_WHAT IS EXPECTED_.
Answer these questions using the passage on Kerala Varma's mahakavyas:
1. In which magazine did Kumaran Asan review Rukmamgadacharitham?
2. How many chapters does Vijayodayam contain?
3. Which work is believed to have inspired Kerala Varma to write Vijayodayam?

** START OF PASSAGE PROVIDED **

Both mahakavyas are considered as representations of neoclassical style. Madasseri Madhava Warrier observed that Rukmamgadacharitham was a complete mahakavya in the old style and those who were familiar with that style would like it best. According to N. Krishna Pillai, Kerala Varma's mahakavyas would astonish everybody with their word control and effortless beauty. Kumaran Asan reviewed Rukmamgadacharitham in Vivekodayam magazine and described it as a great work, although his review contained praises and criticism alike. In the preface to the book, Kerala Varma wrote that he never felt any sense of pride in writing a mahakavya, but wanted to give a place to the mythological story in Kerala literature. Vijayodayam is Kerala Varma's second mahakavya. It is a relatively smaller work as it contained only eight chapters which is the minimum requirement for a mahakavya. It deals with the story of Kirata and Arjuna. While some critics do not consider it as a mahakavya, some others, most notably M. Leelavathy, T. P. Balakrishnan Nair, and T. G. Madhavan Kutty rate it as a mahakavya. It is believed that Bharavi's Kirātārjunīya was Kerala Varma's inspiration to write Vijayodayam. Ulloor S. Parameswara Iyer opined that the poem was quite enchanting.

** END OF PASSAGE PROVIDED **
** START OF AVAILABLE DATA **

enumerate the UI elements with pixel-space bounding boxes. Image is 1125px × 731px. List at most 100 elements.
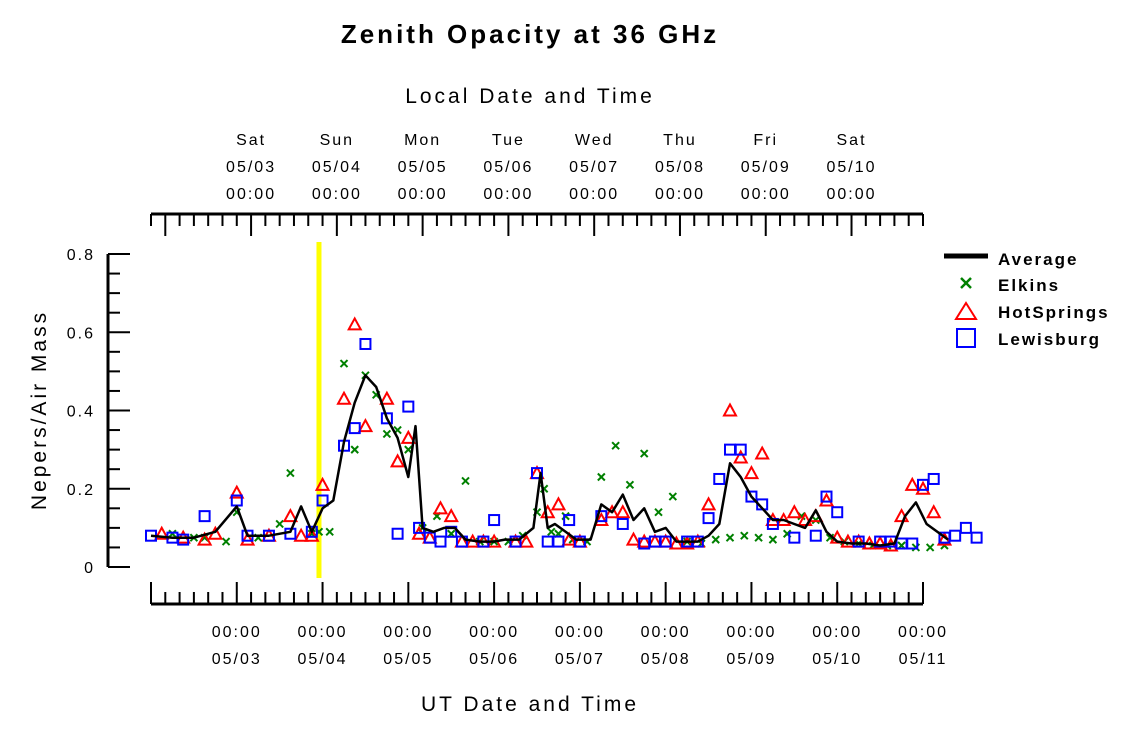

** END OF AVAILABLE DATA **

_ANSWER FOR THIS EXERCISE_.
1. Vivekodayam
2. Eight
3. Bharavi's Kirātārjunīya